- **AIM OF THE TASK**: Look through the records below, and copy out every line that holds the string "wird".

[Collected data entries]
——

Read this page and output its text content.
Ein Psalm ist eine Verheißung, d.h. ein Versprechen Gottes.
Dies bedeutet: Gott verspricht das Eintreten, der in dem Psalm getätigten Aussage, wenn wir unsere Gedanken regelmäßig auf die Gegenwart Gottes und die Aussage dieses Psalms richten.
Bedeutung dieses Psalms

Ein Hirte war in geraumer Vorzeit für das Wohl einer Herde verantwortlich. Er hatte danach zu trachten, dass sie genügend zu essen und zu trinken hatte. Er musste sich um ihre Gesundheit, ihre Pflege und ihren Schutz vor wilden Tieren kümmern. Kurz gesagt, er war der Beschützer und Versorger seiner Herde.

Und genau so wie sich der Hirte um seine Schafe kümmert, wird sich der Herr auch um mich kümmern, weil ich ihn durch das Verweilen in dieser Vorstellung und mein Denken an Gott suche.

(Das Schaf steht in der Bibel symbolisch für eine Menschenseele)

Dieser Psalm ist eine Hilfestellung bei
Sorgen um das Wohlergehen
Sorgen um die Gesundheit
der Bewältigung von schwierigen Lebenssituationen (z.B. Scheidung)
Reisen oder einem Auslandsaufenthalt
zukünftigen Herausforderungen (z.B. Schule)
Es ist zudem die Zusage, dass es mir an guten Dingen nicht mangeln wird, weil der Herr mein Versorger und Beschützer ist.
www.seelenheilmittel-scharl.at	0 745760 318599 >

——

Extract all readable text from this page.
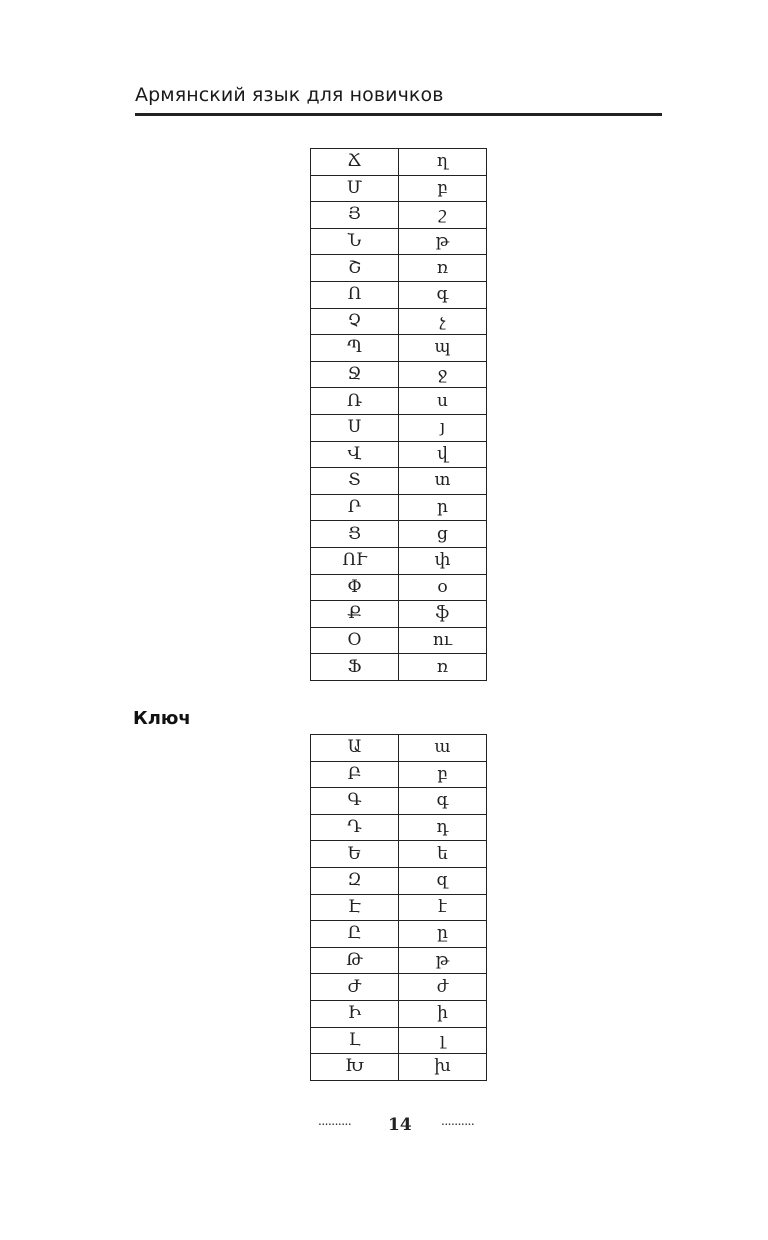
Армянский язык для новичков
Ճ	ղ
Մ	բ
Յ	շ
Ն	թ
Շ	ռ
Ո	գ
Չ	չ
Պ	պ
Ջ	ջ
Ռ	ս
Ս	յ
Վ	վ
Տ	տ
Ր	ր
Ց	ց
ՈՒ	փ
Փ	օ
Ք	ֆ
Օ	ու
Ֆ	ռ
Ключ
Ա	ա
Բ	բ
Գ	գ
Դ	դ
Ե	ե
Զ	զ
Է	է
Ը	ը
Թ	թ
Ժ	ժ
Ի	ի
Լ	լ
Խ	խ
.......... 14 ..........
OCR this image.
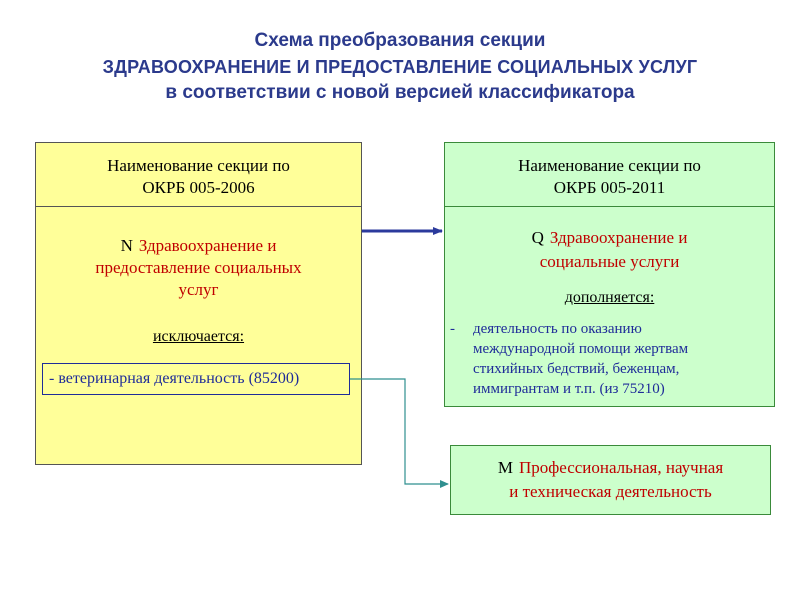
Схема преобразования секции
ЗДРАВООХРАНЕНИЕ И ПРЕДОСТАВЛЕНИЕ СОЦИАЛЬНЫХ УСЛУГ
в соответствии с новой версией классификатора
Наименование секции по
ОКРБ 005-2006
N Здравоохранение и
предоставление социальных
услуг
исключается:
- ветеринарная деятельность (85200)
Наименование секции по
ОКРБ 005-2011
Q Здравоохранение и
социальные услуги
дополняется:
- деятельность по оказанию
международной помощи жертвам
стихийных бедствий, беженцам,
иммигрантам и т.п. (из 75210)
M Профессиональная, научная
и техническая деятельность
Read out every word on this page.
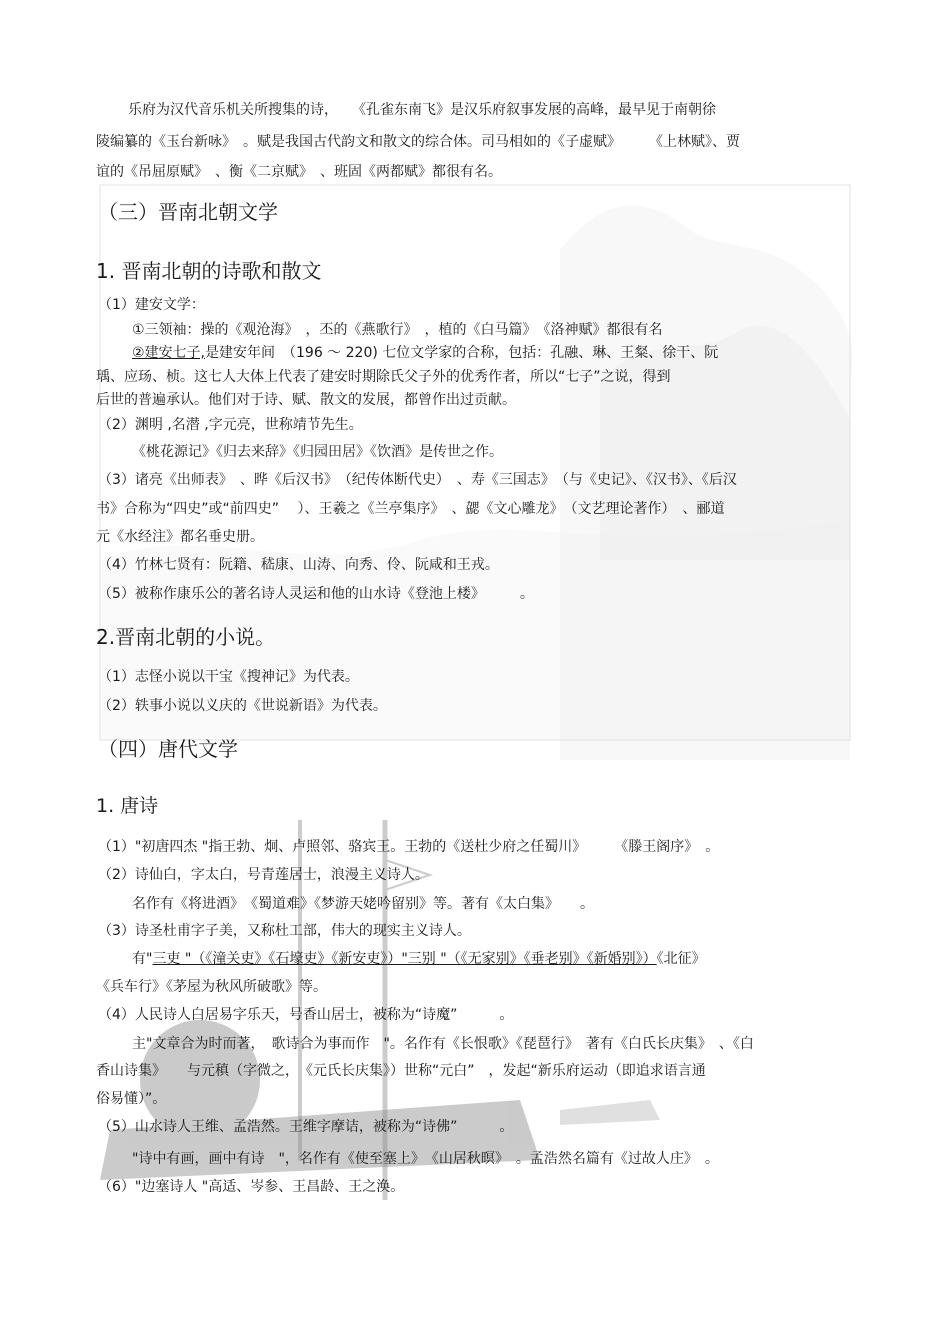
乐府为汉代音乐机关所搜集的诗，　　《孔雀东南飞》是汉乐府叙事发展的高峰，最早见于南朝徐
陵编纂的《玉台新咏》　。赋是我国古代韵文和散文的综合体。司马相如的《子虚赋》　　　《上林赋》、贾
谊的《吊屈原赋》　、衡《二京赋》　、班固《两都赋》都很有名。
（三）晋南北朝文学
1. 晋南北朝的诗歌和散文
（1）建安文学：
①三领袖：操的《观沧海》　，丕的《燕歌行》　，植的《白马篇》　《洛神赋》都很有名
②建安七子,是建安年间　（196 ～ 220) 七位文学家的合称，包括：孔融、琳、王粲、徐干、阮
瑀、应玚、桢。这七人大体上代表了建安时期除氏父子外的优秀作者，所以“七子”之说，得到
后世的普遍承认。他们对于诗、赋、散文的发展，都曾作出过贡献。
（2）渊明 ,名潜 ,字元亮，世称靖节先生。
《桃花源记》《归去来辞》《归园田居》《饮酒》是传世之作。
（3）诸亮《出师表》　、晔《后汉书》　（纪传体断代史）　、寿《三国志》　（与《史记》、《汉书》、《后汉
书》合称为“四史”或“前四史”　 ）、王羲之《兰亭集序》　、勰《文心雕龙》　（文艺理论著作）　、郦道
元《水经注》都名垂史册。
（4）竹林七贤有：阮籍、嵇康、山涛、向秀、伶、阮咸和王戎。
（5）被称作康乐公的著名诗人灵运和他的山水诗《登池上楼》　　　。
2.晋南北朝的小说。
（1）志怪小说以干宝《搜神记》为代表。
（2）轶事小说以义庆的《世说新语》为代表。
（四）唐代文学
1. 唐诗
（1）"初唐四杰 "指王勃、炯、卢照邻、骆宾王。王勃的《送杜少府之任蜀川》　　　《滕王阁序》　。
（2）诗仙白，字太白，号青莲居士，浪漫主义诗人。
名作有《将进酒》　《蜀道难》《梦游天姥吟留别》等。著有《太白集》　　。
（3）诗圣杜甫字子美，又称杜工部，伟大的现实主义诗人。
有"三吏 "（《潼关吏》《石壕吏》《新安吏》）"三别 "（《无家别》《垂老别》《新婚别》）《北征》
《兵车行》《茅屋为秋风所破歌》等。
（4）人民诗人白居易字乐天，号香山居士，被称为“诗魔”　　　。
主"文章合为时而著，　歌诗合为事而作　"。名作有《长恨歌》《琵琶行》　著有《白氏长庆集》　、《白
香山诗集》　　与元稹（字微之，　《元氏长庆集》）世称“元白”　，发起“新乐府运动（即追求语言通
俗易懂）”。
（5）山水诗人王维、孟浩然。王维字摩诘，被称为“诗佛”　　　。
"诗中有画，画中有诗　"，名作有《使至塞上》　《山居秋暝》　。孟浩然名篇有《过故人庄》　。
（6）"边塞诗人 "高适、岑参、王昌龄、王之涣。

——

- **RESPONSE TO THIS EXERCISE**:
Und genau so wie sich der Hirte um seine Schafe kümmert, wird sich der Herr auch um mich kümmern, weil ich ihn durch das Verweilen in dieser Vorstellung und mein Denken an Gott suche.
Es ist zudem die Zusage, dass es mir an guten Dingen nicht mangeln wird, weil der Herr mein Versorger und Beschützer ist.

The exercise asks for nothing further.